Problem requirements —
Output every entry exactly as given.

Start of Exercise material

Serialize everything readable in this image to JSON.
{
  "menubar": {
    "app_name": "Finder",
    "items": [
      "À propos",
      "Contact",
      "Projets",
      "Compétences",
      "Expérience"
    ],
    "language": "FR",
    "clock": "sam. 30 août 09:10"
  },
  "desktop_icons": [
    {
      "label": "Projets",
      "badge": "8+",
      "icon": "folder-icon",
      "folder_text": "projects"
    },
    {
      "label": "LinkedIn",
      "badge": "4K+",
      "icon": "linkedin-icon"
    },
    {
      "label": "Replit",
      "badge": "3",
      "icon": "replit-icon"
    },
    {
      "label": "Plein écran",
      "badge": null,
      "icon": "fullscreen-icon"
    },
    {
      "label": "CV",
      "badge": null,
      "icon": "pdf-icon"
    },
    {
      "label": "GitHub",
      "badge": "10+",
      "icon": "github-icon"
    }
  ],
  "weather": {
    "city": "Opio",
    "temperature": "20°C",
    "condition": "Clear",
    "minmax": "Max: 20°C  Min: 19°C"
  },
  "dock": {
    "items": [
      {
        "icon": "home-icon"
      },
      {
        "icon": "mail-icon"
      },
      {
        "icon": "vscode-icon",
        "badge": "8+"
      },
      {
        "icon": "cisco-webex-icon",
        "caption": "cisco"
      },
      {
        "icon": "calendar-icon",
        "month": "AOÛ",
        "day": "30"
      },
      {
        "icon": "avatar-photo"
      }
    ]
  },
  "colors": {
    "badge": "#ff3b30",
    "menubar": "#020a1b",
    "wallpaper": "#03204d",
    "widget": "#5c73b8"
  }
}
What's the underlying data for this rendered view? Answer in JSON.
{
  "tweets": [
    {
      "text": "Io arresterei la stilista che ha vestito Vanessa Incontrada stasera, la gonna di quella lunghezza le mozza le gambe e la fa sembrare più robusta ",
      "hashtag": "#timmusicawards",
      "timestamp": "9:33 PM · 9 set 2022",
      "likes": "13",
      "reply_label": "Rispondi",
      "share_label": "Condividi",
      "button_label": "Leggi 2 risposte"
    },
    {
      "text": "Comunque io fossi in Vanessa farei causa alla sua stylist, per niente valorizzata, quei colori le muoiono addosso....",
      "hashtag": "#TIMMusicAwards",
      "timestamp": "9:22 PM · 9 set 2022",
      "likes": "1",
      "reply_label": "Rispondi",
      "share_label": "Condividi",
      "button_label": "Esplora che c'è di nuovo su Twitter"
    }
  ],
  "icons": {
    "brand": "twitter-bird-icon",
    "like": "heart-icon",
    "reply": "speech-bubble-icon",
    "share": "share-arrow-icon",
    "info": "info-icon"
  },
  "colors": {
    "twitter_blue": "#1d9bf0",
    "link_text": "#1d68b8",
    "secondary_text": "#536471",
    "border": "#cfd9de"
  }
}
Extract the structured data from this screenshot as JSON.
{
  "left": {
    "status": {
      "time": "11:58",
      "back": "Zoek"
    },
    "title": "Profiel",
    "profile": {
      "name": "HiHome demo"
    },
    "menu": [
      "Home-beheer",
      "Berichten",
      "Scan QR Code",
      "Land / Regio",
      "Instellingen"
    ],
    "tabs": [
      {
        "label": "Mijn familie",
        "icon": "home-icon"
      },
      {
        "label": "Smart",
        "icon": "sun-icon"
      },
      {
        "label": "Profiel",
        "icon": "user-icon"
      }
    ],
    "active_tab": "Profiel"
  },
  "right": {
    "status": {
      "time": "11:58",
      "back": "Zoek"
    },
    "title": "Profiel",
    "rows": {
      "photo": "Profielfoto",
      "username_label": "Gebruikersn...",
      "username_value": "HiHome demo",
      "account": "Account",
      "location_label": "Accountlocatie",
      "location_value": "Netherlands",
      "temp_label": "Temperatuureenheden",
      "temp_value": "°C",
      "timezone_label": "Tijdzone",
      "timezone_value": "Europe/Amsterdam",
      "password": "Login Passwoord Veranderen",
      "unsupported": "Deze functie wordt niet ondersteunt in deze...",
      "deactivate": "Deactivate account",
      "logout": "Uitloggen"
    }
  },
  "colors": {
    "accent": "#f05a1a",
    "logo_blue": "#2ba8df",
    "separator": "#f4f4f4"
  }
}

End of Exercise material

Task solution —
Serialize everything readable in this image to JSON.
{
  "menubar": {
    "app_name": "Finder",
    "items": [
      "À propos",
      "Contact",
      "Projets",
      "Compétences",
      "Expérience"
    ],
    "language": "FR",
    "clock": "sam. 30 août 09:10"
  },
  "desktop_icons": [
    {
      "label": "Projets",
      "badge": "8+",
      "icon": "folder-icon",
      "folder_text": "projects"
    },
    {
      "label": "LinkedIn",
      "badge": "4K+",
      "icon": "linkedin-icon"
    },
    {
      "label": "Replit",
      "badge": "3",
      "icon": "replit-icon"
    },
    {
      "label": "Plein écran",
      "badge": null,
      "icon": "fullscreen-icon"
    },
    {
      "label": "CV",
      "badge": null,
      "icon": "pdf-icon"
    },
    {
      "label": "GitHub",
      "badge": "10+",
      "icon": "github-icon"
    }
  ],
  "weather": {
    "city": "Opio",
    "temperature": "20°C",
    "condition": "Clear",
    "minmax": "Max: 20°C  Min: 19°C"
  },
  "dock": {
    "items": [
      {
        "icon": "home-icon"
      },
      {
        "icon": "mail-icon"
      },
      {
        "icon": "vscode-icon",
        "badge": "8+"
      },
      {
        "icon": "cisco-webex-icon",
        "caption": "cisco"
      },
      {
        "icon": "calendar-icon",
        "month": "AOÛ",
        "day": "30"
      },
      {
        "icon": "avatar-photo"
      }
    ]
  },
  "colors": {
    "badge": "#ff3b30",
    "menubar": "#020a1b",
    "wallpaper": "#03204d",
    "widget": "#5c73b8"
  }
}
What's the underlying data for this rendered view? Answer in JSON.
{
  "tweets": [
    {
      "text": "Io arresterei la stilista che ha vestito Vanessa Incontrada stasera, la gonna di quella lunghezza le mozza le gambe e la fa sembrare più robusta ",
      "hashtag": "#timmusicawards",
      "timestamp": "9:33 PM · 9 set 2022",
      "likes": "13",
      "reply_label": "Rispondi",
      "share_label": "Condividi",
      "button_label": "Leggi 2 risposte"
    },
    {
      "text": "Comunque io fossi in Vanessa farei causa alla sua stylist, per niente valorizzata, quei colori le muoiono addosso....",
      "hashtag": "#TIMMusicAwards",
      "timestamp": "9:22 PM · 9 set 2022",
      "likes": "1",
      "reply_label": "Rispondi",
      "share_label": "Condividi",
      "button_label": "Esplora che c'è di nuovo su Twitter"
    }
  ],
  "icons": {
    "brand": "twitter-bird-icon",
    "like": "heart-icon",
    "reply": "speech-bubble-icon",
    "share": "share-arrow-icon",
    "info": "info-icon"
  },
  "colors": {
    "twitter_blue": "#1d9bf0",
    "link_text": "#1d68b8",
    "secondary_text": "#536471",
    "border": "#cfd9de"
  }
}
Extract the structured data from this screenshot as JSON.
{
  "left": {
    "status": {
      "time": "11:58",
      "back": "Zoek"
    },
    "title": "Profiel",
    "profile": {
      "name": "HiHome demo"
    },
    "menu": [
      "Home-beheer",
      "Berichten",
      "Scan QR Code",
      "Land / Regio",
      "Instellingen"
    ],
    "tabs": [
      {
        "label": "Mijn familie",
        "icon": "home-icon"
      },
      {
        "label": "Smart",
        "icon": "sun-icon"
      },
      {
        "label": "Profiel",
        "icon": "user-icon"
      }
    ],
    "active_tab": "Profiel"
  },
  "right": {
    "status": {
      "time": "11:58",
      "back": "Zoek"
    },
    "title": "Profiel",
    "rows": {
      "photo": "Profielfoto",
      "username_label": "Gebruikersn...",
      "username_value": "HiHome demo",
      "account": "Account",
      "location_label": "Accountlocatie",
      "location_value": "Netherlands",
      "temp_label": "Temperatuureenheden",
      "temp_value": "°C",
      "timezone_label": "Tijdzone",
      "timezone_value": "Europe/Amsterdam",
      "password": "Login Passwoord Veranderen",
      "unsupported": "Deze functie wordt niet ondersteunt in deze...",
      "deactivate": "Deactivate account",
      "logout": "Uitloggen"
    }
  },
  "colors": {
    "accent": "#f05a1a",
    "logo_blue": "#2ba8df",
    "separator": "#f4f4f4"
  }
}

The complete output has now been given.